* Given instruction: Copy out each line featuring the string "JSON" from the entries beneath.

* Data lines:
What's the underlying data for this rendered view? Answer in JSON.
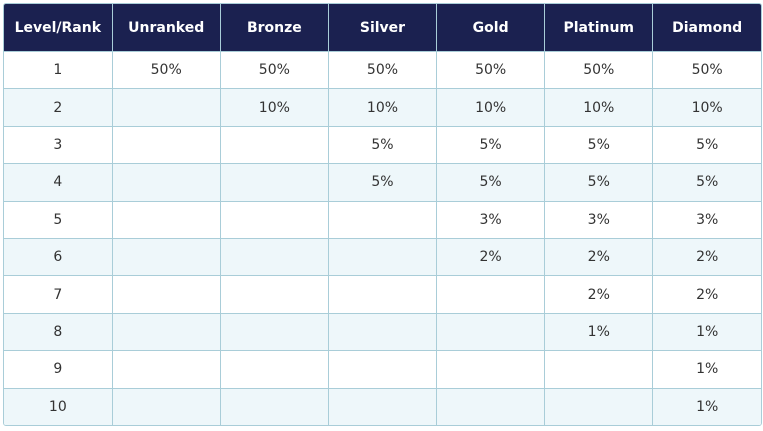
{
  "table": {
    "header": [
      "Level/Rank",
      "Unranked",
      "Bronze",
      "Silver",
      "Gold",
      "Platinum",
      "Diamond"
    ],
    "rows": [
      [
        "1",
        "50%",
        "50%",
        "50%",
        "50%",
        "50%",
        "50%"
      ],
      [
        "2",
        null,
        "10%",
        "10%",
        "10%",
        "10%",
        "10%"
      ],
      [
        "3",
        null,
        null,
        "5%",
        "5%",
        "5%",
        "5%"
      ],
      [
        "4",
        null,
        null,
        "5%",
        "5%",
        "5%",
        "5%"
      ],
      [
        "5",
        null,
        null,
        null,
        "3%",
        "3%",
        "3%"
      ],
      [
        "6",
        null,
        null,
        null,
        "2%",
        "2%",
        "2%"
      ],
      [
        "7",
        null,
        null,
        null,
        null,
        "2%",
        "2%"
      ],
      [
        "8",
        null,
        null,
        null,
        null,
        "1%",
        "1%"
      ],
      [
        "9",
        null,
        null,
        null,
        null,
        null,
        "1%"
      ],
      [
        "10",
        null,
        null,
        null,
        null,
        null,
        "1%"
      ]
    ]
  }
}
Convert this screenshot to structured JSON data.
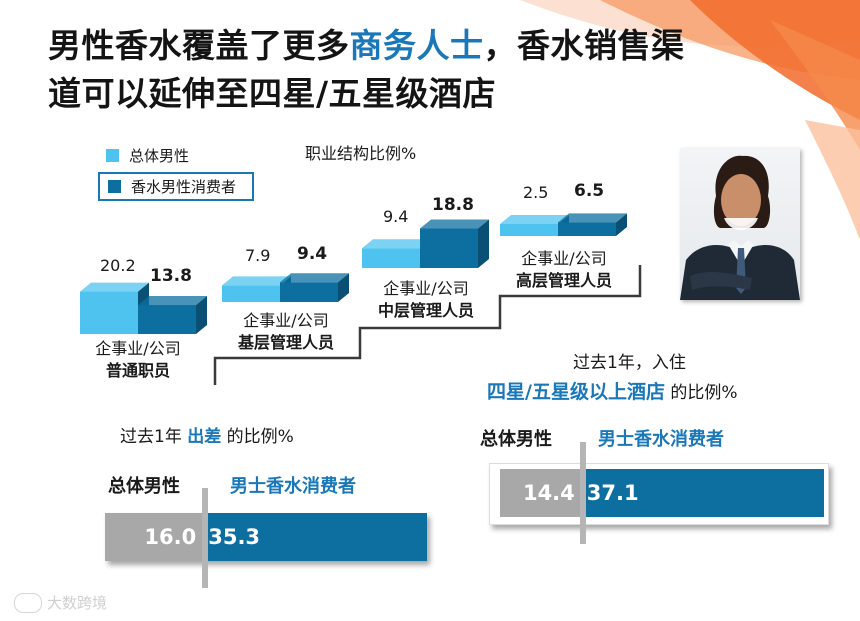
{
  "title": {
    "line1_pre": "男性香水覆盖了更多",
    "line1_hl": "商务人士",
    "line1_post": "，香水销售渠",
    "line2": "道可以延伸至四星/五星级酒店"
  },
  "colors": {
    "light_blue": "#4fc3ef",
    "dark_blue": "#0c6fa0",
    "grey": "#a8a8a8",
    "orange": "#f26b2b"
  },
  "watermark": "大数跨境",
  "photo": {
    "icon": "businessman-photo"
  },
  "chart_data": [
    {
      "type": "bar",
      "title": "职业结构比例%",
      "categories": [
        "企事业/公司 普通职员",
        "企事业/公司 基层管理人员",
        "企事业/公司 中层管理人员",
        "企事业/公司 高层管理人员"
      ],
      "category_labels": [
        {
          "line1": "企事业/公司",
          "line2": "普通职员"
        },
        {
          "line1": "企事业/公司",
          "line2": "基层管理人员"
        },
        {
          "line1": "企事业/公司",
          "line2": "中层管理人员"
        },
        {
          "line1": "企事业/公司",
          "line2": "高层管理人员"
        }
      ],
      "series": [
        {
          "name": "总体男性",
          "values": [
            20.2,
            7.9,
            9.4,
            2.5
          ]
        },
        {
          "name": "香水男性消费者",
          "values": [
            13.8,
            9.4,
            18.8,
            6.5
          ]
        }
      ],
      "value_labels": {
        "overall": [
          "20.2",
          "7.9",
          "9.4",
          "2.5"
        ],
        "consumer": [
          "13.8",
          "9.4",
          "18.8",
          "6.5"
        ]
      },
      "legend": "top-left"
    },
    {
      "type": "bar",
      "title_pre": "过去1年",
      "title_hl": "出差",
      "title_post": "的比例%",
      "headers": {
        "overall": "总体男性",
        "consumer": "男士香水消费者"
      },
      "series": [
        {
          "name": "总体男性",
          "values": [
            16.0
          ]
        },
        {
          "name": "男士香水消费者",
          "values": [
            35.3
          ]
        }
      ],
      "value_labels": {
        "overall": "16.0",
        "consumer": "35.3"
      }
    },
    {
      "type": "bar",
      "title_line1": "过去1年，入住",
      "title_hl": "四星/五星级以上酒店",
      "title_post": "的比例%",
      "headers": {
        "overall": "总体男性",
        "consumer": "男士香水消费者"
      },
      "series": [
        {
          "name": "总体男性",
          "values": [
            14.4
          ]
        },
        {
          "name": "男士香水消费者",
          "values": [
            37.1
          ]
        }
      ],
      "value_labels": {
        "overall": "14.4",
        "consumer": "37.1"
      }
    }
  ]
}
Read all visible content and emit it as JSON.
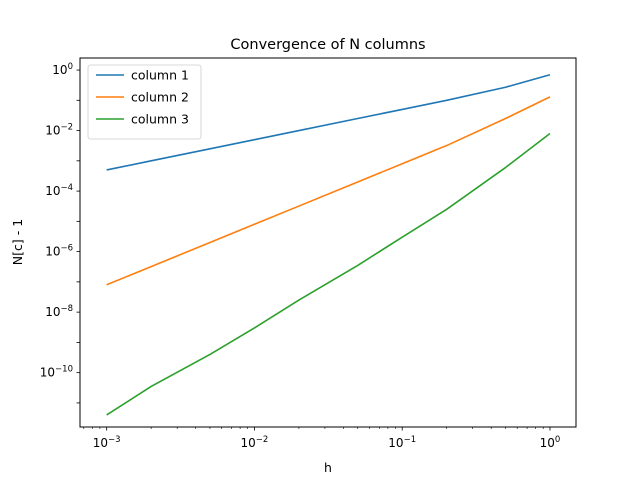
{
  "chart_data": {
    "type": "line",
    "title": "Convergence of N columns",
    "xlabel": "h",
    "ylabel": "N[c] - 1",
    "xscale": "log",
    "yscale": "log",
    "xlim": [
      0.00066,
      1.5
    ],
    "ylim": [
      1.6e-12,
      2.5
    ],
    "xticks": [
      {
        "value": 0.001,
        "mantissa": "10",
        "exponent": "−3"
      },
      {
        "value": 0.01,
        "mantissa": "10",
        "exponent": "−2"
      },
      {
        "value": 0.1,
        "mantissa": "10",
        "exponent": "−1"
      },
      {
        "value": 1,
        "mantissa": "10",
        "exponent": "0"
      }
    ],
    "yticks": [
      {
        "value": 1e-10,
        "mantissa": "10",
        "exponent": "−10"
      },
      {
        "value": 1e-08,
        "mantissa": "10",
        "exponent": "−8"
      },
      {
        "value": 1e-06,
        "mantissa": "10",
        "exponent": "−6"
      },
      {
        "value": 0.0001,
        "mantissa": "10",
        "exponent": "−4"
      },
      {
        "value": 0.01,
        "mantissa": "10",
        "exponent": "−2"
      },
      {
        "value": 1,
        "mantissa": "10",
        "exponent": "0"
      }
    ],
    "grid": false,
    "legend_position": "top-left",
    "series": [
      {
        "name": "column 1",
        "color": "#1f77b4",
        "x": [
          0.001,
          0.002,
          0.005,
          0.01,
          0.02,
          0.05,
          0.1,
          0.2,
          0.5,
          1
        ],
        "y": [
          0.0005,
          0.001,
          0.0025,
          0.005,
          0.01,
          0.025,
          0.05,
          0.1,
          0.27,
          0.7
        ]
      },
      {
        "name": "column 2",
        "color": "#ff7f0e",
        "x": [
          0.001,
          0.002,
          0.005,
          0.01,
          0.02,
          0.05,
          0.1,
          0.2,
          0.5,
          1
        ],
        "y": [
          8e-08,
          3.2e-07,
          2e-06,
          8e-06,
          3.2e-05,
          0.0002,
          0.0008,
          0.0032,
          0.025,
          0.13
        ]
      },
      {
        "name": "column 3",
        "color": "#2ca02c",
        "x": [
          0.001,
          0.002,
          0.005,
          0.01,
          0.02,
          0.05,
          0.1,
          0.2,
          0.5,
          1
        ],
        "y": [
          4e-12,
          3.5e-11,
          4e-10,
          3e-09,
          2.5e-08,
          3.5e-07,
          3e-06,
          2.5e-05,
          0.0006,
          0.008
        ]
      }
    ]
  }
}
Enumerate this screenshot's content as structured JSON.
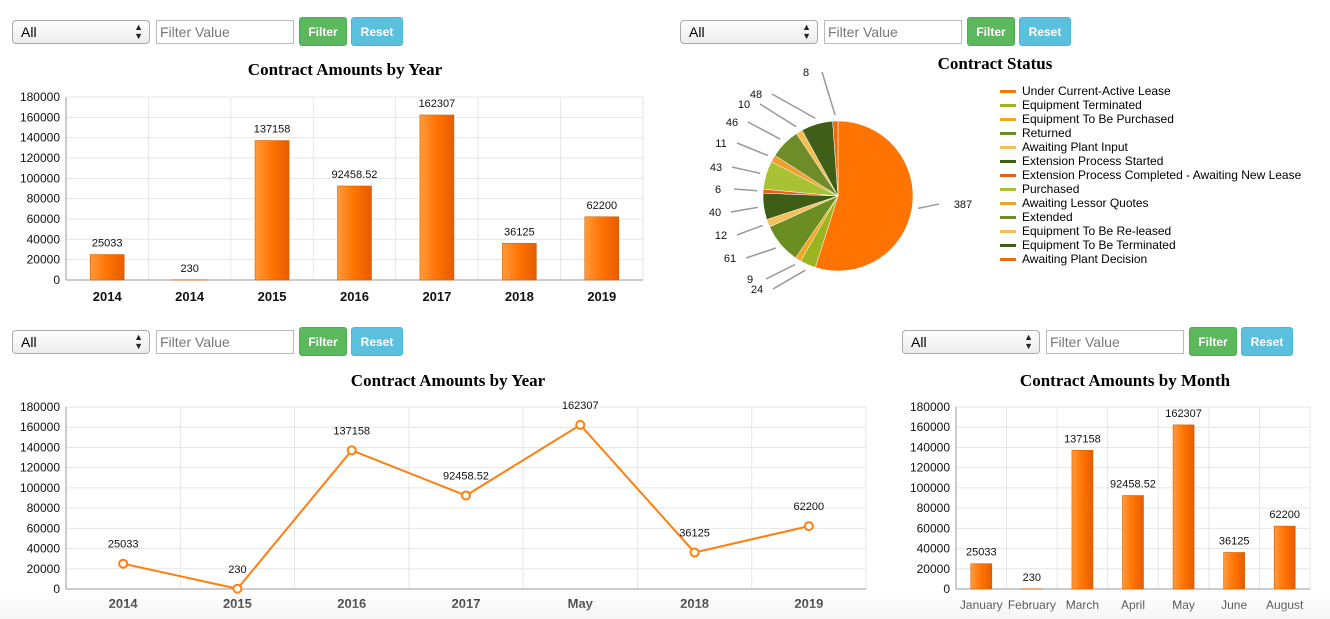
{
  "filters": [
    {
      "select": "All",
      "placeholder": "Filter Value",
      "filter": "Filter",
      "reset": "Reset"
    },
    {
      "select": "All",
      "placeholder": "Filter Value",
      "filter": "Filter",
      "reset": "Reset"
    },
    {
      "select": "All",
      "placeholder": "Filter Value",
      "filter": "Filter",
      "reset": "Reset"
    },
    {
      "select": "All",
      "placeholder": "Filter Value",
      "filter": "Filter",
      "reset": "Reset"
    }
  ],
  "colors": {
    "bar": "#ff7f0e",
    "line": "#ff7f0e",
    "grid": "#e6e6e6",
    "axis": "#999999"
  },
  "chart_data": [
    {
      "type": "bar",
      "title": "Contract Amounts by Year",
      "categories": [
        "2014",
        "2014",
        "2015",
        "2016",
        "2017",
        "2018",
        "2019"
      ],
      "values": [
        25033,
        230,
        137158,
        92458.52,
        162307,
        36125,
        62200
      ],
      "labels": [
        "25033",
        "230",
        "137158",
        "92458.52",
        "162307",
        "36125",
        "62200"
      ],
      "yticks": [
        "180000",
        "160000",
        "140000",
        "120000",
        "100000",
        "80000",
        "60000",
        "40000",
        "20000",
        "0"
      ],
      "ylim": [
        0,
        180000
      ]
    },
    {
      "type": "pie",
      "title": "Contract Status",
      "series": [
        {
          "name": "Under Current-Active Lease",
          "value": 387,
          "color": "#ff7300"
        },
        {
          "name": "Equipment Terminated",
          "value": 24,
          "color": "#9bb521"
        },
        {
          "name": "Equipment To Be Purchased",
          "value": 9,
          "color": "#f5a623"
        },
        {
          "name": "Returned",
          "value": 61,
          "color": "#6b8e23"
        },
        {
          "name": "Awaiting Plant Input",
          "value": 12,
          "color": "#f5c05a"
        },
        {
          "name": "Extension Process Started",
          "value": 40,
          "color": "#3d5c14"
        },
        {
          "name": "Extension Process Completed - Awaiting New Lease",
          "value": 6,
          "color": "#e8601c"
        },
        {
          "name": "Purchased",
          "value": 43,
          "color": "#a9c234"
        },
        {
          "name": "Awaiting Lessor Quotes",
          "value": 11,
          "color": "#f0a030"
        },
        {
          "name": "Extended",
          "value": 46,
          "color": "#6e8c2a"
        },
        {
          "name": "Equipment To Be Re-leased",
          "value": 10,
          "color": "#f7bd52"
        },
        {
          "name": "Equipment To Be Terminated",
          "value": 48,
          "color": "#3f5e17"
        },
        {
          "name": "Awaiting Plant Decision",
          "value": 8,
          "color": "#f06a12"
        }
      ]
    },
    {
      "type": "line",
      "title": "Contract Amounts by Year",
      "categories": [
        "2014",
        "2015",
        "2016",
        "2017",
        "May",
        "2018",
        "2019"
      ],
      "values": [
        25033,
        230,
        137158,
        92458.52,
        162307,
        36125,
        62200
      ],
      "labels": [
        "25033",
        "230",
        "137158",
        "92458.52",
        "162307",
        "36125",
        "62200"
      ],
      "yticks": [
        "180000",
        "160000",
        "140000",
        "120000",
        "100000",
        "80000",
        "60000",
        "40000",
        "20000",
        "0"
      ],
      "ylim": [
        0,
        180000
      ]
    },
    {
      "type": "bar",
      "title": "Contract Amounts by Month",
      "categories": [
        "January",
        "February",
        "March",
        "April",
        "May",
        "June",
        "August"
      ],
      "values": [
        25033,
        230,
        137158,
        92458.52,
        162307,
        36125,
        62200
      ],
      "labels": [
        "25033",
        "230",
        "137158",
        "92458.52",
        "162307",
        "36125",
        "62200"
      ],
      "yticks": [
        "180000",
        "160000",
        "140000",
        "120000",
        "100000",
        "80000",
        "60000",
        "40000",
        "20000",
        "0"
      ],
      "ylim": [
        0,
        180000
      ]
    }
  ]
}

* In response:
What's the underlying data for this rendered view? Answer in JSON.
Convert this screenshot to structured JSON data.
Read all visible content and emit it as JSON.
Enumerate this screenshot's content as structured JSON.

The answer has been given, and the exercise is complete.